Source material:
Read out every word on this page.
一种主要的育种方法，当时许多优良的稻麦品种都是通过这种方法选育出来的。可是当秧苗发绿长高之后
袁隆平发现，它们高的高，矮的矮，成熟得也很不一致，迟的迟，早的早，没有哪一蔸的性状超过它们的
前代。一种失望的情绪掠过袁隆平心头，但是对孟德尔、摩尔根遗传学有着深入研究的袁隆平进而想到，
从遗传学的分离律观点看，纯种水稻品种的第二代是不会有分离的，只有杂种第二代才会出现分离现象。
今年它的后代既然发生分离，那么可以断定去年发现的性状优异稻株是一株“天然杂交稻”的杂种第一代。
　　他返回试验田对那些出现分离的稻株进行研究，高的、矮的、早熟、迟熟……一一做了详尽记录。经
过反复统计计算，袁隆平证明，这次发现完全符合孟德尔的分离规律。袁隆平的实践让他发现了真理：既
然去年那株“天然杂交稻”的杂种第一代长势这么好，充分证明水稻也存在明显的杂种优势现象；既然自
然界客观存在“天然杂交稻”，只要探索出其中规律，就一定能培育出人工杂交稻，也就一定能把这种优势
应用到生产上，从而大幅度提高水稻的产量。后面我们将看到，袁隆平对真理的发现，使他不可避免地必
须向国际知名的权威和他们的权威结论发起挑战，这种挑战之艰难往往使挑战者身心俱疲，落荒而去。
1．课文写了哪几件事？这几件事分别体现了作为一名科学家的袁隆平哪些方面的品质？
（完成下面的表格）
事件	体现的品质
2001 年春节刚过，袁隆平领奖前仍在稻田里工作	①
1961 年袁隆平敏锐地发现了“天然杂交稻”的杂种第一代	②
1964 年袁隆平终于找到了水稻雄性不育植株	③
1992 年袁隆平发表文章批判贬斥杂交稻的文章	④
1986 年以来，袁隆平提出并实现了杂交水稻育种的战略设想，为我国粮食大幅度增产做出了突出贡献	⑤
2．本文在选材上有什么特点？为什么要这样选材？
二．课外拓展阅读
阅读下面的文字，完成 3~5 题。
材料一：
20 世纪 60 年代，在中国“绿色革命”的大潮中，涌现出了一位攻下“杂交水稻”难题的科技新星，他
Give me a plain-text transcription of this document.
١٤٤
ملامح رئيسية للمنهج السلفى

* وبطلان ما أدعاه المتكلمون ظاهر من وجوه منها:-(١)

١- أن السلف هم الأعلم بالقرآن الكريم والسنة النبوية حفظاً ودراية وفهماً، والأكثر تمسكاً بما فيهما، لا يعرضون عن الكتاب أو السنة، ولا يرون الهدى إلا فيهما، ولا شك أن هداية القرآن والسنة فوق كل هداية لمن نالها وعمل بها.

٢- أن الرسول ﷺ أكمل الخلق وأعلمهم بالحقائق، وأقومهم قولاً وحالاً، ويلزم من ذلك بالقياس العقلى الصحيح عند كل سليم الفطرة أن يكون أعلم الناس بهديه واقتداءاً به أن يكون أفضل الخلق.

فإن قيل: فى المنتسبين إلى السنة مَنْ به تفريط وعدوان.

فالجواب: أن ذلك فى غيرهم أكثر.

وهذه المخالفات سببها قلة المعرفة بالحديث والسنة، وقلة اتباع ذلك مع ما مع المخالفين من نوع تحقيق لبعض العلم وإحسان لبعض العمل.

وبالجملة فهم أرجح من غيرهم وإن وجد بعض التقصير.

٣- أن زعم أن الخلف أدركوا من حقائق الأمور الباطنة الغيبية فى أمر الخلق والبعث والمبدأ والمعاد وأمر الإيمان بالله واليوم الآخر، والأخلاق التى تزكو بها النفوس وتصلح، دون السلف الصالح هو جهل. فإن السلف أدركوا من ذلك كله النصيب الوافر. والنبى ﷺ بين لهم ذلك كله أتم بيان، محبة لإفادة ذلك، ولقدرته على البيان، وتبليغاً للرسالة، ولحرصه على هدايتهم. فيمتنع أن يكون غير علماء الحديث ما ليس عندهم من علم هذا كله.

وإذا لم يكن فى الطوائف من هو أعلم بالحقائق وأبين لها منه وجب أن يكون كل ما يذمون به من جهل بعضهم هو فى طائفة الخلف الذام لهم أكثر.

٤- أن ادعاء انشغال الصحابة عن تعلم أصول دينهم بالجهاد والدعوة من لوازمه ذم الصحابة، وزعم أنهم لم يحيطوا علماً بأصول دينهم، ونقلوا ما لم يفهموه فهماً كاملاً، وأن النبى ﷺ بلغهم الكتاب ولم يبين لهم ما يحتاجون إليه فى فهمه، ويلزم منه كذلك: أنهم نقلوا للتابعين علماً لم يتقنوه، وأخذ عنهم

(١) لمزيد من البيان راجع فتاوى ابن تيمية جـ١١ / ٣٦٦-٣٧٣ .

Exercise goal:
Report each line of the material above where the word "الخلف" appears.

Exercise solution:
٣- أن زعم أن الخلف أدركوا من حقائق الأمور الباطنة الغيبية فى أمر الخلق والبعث والمبدأ والمعاد وأمر الإيمان بالله واليوم الآخر، والأخلاق التى تزكو بها النفوس وتصلح، دون السلف الصالح هو جهل. فإن السلف أدركوا من ذلك كله النصيب الوافر. والنبى ﷺ بين لهم ذلك كله أتم بيان، محبة لإفادة ذلك، ولقدرته على البيان، وتبليغاً للرسالة، ولحرصه على هدايتهم. فيمتنع أن يكون غير علماء الحديث ما ليس عندهم من علم هذا كله.
وإذا لم يكن فى الطوائف من هو أعلم بالحقائق وأبين لها منه وجب أن يكون كل ما يذمون به من جهل بعضهم هو فى طائفة الخلف الذام لهم أكثر.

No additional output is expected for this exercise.